**What the task requires**. Everything in the listing below must be duplicated exactly.

**Data listing**.
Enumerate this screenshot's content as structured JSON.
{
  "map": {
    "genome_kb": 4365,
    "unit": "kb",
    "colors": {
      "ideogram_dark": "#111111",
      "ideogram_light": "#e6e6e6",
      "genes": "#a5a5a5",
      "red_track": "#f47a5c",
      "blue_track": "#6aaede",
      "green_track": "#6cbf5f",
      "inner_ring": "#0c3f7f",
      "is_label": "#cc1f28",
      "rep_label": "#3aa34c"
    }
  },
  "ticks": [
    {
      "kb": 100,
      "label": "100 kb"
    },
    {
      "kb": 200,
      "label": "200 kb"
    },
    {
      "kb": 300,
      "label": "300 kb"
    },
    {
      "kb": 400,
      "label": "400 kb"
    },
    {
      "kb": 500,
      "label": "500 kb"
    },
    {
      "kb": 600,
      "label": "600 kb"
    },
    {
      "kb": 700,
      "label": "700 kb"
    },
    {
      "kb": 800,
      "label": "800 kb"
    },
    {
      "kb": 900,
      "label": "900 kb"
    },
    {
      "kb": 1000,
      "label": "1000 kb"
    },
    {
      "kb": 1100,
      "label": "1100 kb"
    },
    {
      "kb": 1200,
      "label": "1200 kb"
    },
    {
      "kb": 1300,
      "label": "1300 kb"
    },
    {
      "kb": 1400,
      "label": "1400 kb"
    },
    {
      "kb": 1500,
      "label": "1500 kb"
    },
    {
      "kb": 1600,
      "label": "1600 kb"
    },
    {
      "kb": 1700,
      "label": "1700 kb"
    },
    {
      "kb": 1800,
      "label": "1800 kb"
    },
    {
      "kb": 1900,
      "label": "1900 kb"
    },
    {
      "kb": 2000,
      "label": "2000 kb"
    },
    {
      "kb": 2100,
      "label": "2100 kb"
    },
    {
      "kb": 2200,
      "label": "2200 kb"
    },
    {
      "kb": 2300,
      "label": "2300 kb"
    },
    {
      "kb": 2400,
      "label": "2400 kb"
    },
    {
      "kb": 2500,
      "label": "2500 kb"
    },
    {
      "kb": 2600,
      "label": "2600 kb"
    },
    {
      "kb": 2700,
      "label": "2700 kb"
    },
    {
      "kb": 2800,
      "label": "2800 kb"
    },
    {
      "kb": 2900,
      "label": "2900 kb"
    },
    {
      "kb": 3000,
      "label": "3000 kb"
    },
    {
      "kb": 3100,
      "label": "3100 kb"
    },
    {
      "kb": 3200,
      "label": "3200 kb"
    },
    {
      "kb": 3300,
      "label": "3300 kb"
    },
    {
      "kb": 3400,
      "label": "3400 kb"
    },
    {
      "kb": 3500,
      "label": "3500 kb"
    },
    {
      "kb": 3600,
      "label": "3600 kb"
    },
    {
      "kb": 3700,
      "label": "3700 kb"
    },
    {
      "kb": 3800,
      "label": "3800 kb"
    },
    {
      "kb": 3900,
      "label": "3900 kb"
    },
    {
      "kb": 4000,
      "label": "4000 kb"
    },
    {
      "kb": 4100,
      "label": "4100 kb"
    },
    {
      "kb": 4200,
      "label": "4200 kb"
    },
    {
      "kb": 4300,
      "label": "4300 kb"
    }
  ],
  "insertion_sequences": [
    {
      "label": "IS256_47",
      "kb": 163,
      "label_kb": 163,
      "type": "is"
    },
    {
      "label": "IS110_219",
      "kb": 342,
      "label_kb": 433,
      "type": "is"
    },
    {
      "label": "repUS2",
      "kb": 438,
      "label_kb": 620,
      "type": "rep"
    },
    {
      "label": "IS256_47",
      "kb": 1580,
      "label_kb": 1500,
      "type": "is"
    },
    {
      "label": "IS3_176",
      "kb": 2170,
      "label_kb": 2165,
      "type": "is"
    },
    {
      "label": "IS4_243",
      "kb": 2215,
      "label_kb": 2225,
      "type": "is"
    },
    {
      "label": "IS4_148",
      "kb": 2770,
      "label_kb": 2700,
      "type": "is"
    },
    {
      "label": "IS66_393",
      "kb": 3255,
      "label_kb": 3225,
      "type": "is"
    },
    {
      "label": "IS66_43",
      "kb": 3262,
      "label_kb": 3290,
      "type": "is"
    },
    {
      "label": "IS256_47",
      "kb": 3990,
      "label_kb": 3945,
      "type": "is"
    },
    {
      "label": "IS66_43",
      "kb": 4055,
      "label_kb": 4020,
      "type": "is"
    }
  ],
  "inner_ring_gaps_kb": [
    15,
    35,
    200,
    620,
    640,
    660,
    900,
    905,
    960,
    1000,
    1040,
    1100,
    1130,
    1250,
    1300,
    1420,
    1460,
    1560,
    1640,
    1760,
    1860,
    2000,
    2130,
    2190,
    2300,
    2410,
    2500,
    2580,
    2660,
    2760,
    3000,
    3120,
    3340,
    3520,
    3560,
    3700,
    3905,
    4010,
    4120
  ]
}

**Exercise response**.
Enumerate this screenshot's content as structured JSON.
{
  "map": {
    "genome_kb": 4365,
    "unit": "kb",
    "colors": {
      "ideogram_dark": "#111111",
      "ideogram_light": "#e6e6e6",
      "genes": "#a5a5a5",
      "red_track": "#f47a5c",
      "blue_track": "#6aaede",
      "green_track": "#6cbf5f",
      "inner_ring": "#0c3f7f",
      "is_label": "#cc1f28",
      "rep_label": "#3aa34c"
    }
  },
  "ticks": [
    {
      "kb": 100,
      "label": "100 kb"
    },
    {
      "kb": 200,
      "label": "200 kb"
    },
    {
      "kb": 300,
      "label": "300 kb"
    },
    {
      "kb": 400,
      "label": "400 kb"
    },
    {
      "kb": 500,
      "label": "500 kb"
    },
    {
      "kb": 600,
      "label": "600 kb"
    },
    {
      "kb": 700,
      "label": "700 kb"
    },
    {
      "kb": 800,
      "label": "800 kb"
    },
    {
      "kb": 900,
      "label": "900 kb"
    },
    {
      "kb": 1000,
      "label": "1000 kb"
    },
    {
      "kb": 1100,
      "label": "1100 kb"
    },
    {
      "kb": 1200,
      "label": "1200 kb"
    },
    {
      "kb": 1300,
      "label": "1300 kb"
    },
    {
      "kb": 1400,
      "label": "1400 kb"
    },
    {
      "kb": 1500,
      "label": "1500 kb"
    },
    {
      "kb": 1600,
      "label": "1600 kb"
    },
    {
      "kb": 1700,
      "label": "1700 kb"
    },
    {
      "kb": 1800,
      "label": "1800 kb"
    },
    {
      "kb": 1900,
      "label": "1900 kb"
    },
    {
      "kb": 2000,
      "label": "2000 kb"
    },
    {
      "kb": 2100,
      "label": "2100 kb"
    },
    {
      "kb": 2200,
      "label": "2200 kb"
    },
    {
      "kb": 2300,
      "label": "2300 kb"
    },
    {
      "kb": 2400,
      "label": "2400 kb"
    },
    {
      "kb": 2500,
      "label": "2500 kb"
    },
    {
      "kb": 2600,
      "label": "2600 kb"
    },
    {
      "kb": 2700,
      "label": "2700 kb"
    },
    {
      "kb": 2800,
      "label": "2800 kb"
    },
    {
      "kb": 2900,
      "label": "2900 kb"
    },
    {
      "kb": 3000,
      "label": "3000 kb"
    },
    {
      "kb": 3100,
      "label": "3100 kb"
    },
    {
      "kb": 3200,
      "label": "3200 kb"
    },
    {
      "kb": 3300,
      "label": "3300 kb"
    },
    {
      "kb": 3400,
      "label": "3400 kb"
    },
    {
      "kb": 3500,
      "label": "3500 kb"
    },
    {
      "kb": 3600,
      "label": "3600 kb"
    },
    {
      "kb": 3700,
      "label": "3700 kb"
    },
    {
      "kb": 3800,
      "label": "3800 kb"
    },
    {
      "kb": 3900,
      "label": "3900 kb"
    },
    {
      "kb": 4000,
      "label": "4000 kb"
    },
    {
      "kb": 4100,
      "label": "4100 kb"
    },
    {
      "kb": 4200,
      "label": "4200 kb"
    },
    {
      "kb": 4300,
      "label": "4300 kb"
    }
  ],
  "insertion_sequences": [
    {
      "label": "IS256_47",
      "kb": 163,
      "label_kb": 163,
      "type": "is"
    },
    {
      "label": "IS110_219",
      "kb": 342,
      "label_kb": 433,
      "type": "is"
    },
    {
      "label": "repUS2",
      "kb": 438,
      "label_kb": 620,
      "type": "rep"
    },
    {
      "label": "IS256_47",
      "kb": 1580,
      "label_kb": 1500,
      "type": "is"
    },
    {
      "label": "IS3_176",
      "kb": 2170,
      "label_kb": 2165,
      "type": "is"
    },
    {
      "label": "IS4_243",
      "kb": 2215,
      "label_kb": 2225,
      "type": "is"
    },
    {
      "label": "IS4_148",
      "kb": 2770,
      "label_kb": 2700,
      "type": "is"
    },
    {
      "label": "IS66_393",
      "kb": 3255,
      "label_kb": 3225,
      "type": "is"
    },
    {
      "label": "IS66_43",
      "kb": 3262,
      "label_kb": 3290,
      "type": "is"
    },
    {
      "label": "IS256_47",
      "kb": 3990,
      "label_kb": 3945,
      "type": "is"
    },
    {
      "label": "IS66_43",
      "kb": 4055,
      "label_kb": 4020,
      "type": "is"
    }
  ],
  "inner_ring_gaps_kb": [
    15,
    35,
    200,
    620,
    640,
    660,
    900,
    905,
    960,
    1000,
    1040,
    1100,
    1130,
    1250,
    1300,
    1420,
    1460,
    1560,
    1640,
    1760,
    1860,
    2000,
    2130,
    2190,
    2300,
    2410,
    2500,
    2580,
    2660,
    2760,
    3000,
    3120,
    3340,
    3520,
    3560,
    3700,
    3905,
    4010,
    4120
  ]
}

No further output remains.